-- start of DATASET EXCERPTS --

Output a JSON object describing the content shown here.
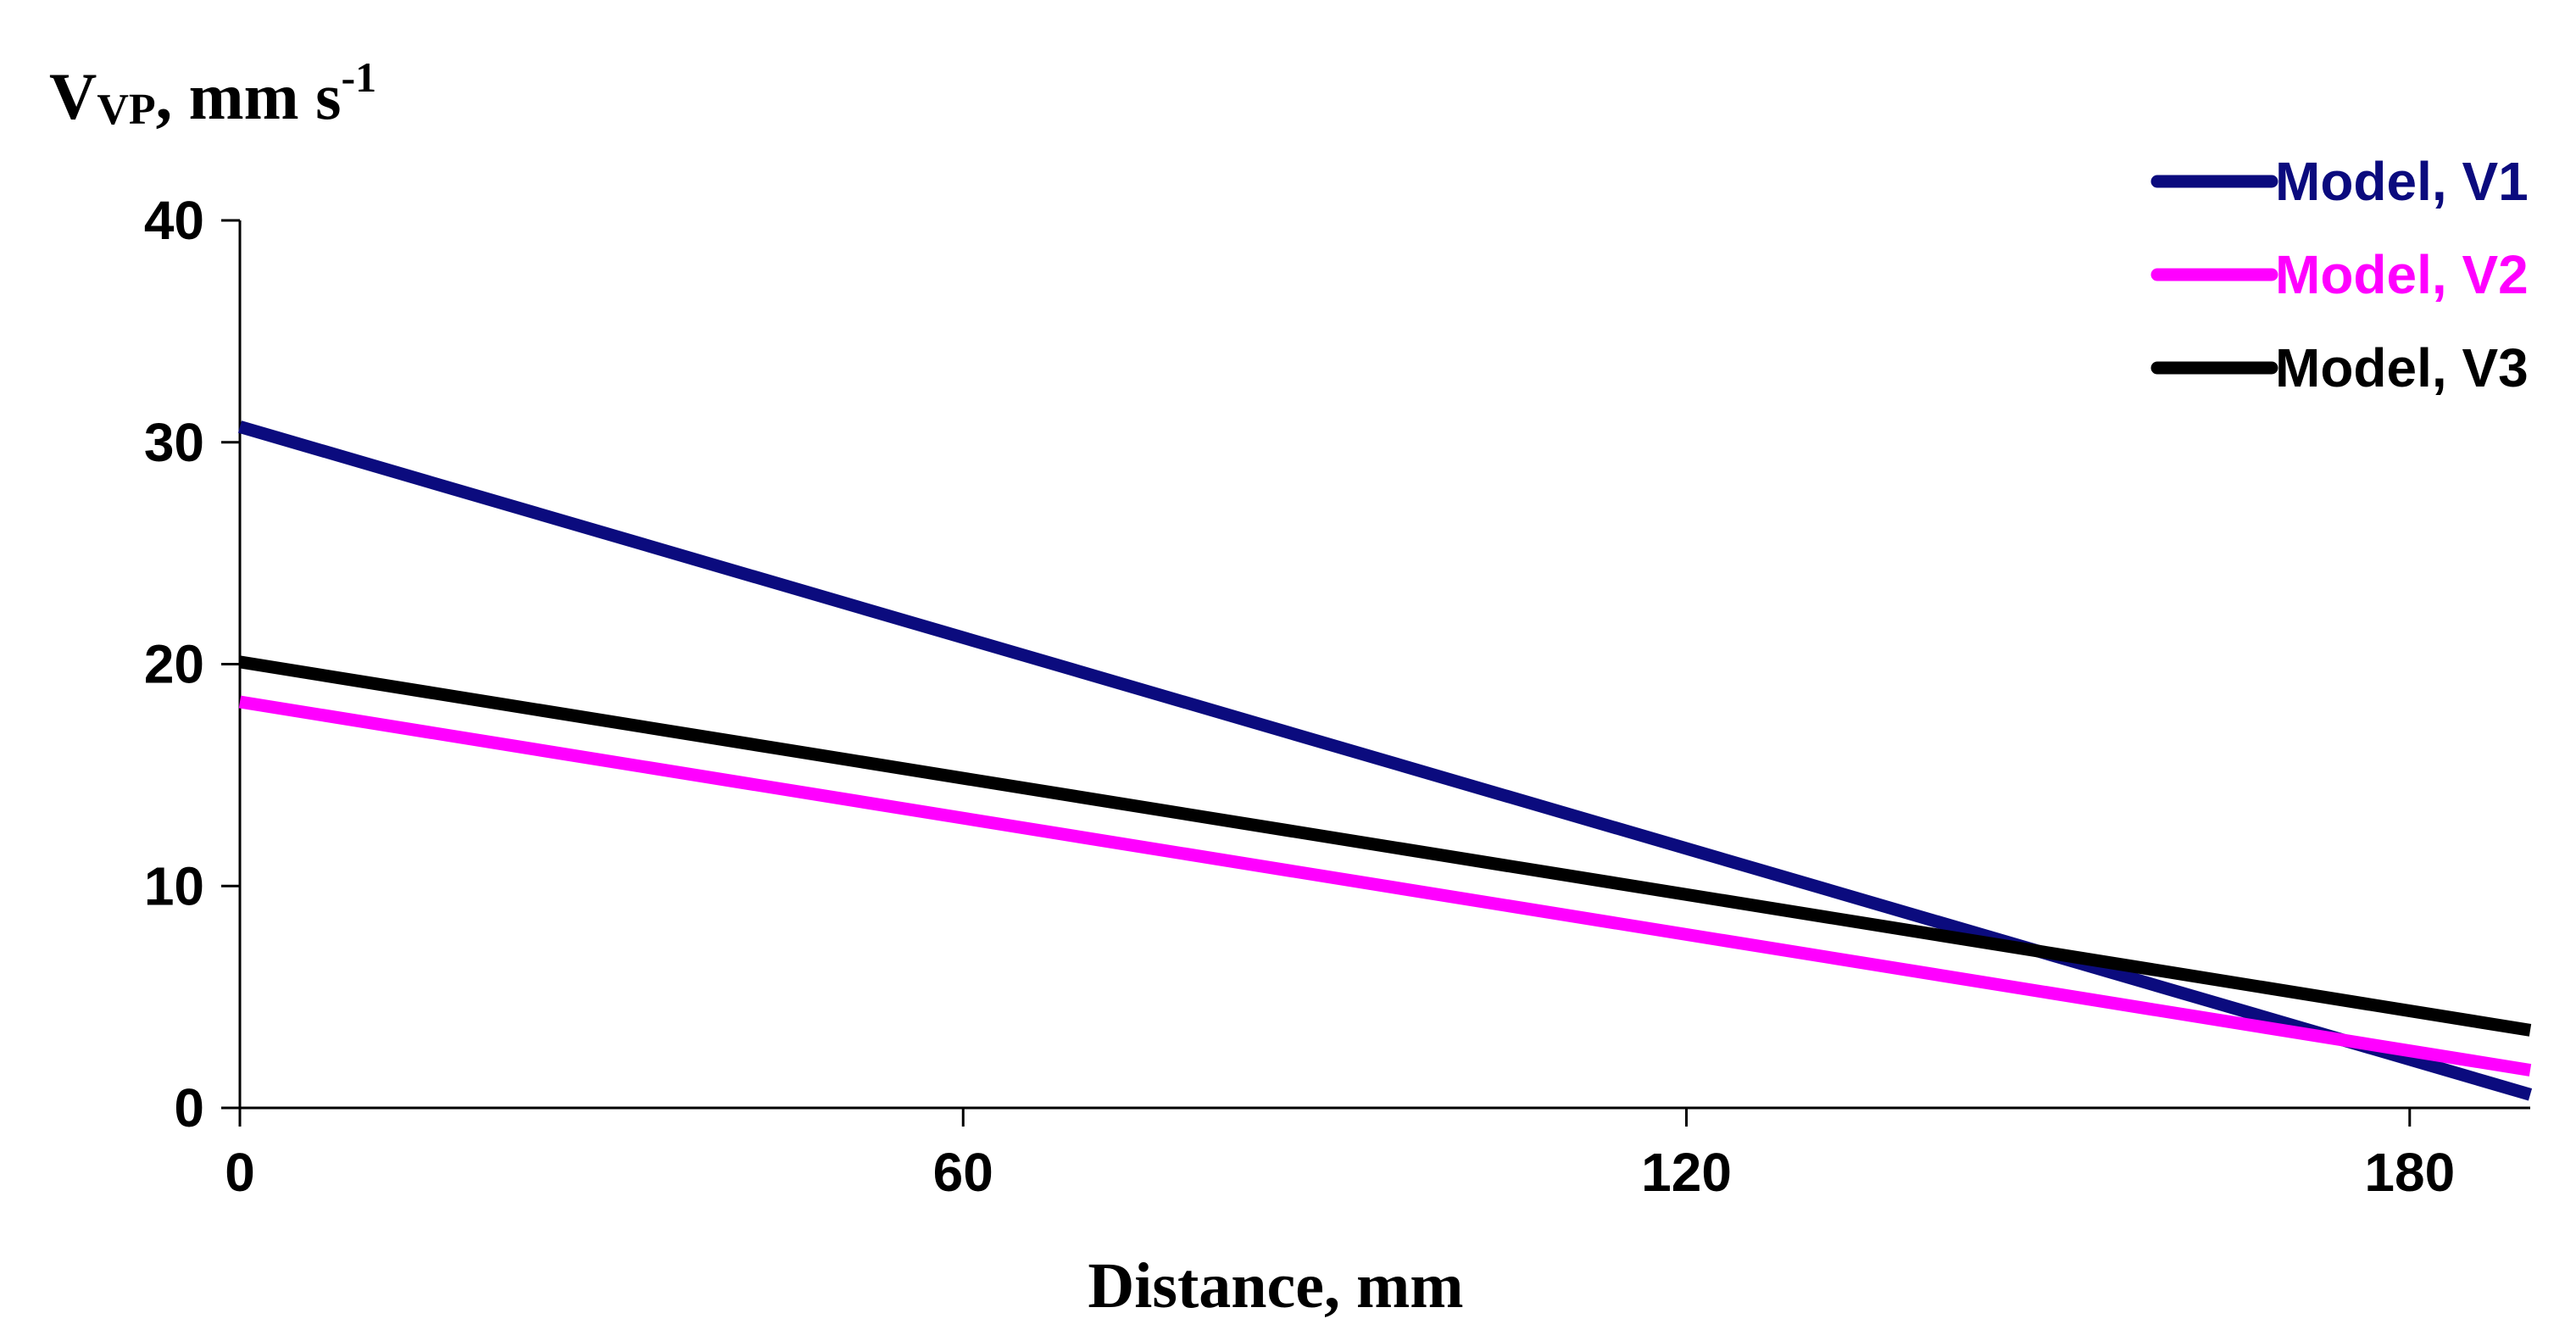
{
  "chart_data": {
    "type": "line",
    "title": "",
    "ylabel": {
      "main": "V",
      "subscript": "VP",
      "unit": ", mm s",
      "exponent": "-1"
    },
    "xlabel": "Distance, mm",
    "xlim": [
      0,
      190
    ],
    "ylim": [
      0,
      40
    ],
    "xticks": [
      0,
      60,
      120,
      180
    ],
    "yticks": [
      0,
      10,
      20,
      30,
      40
    ],
    "grid": false,
    "legend_position": "top-right",
    "series": [
      {
        "name": "Model, V1",
        "color": "#0b0b7e",
        "x": [
          0,
          190
        ],
        "y": [
          30.7,
          0.6
        ]
      },
      {
        "name": "Model, V2",
        "color": "#ff00ff",
        "x": [
          0,
          190
        ],
        "y": [
          18.3,
          1.7
        ]
      },
      {
        "name": "Model, V3",
        "color": "#000000",
        "x": [
          0,
          190
        ],
        "y": [
          20.1,
          3.5
        ]
      }
    ]
  }
}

-- end of DATASET EXCERPTS --

SET TASK: Reproduce every record above exactly, but leave out the pictures.

WRITTEN RESPONSE:
Output a JSON object describing the content shown here.
{
  "chart_data": {
    "type": "line",
    "title": "",
    "ylabel": {
      "main": "V",
      "subscript": "VP",
      "unit": ", mm s",
      "exponent": "-1"
    },
    "xlabel": "Distance, mm",
    "xlim": [
      0,
      190
    ],
    "ylim": [
      0,
      40
    ],
    "xticks": [
      0,
      60,
      120,
      180
    ],
    "yticks": [
      0,
      10,
      20,
      30,
      40
    ],
    "grid": false,
    "legend_position": "top-right",
    "series": [
      {
        "name": "Model, V1",
        "color": "#0b0b7e",
        "x": [
          0,
          190
        ],
        "y": [
          30.7,
          0.6
        ]
      },
      {
        "name": "Model, V2",
        "color": "#ff00ff",
        "x": [
          0,
          190
        ],
        "y": [
          18.3,
          1.7
        ]
      },
      {
        "name": "Model, V3",
        "color": "#000000",
        "x": [
          0,
          190
        ],
        "y": [
          20.1,
          3.5
        ]
      }
    ]
  }
}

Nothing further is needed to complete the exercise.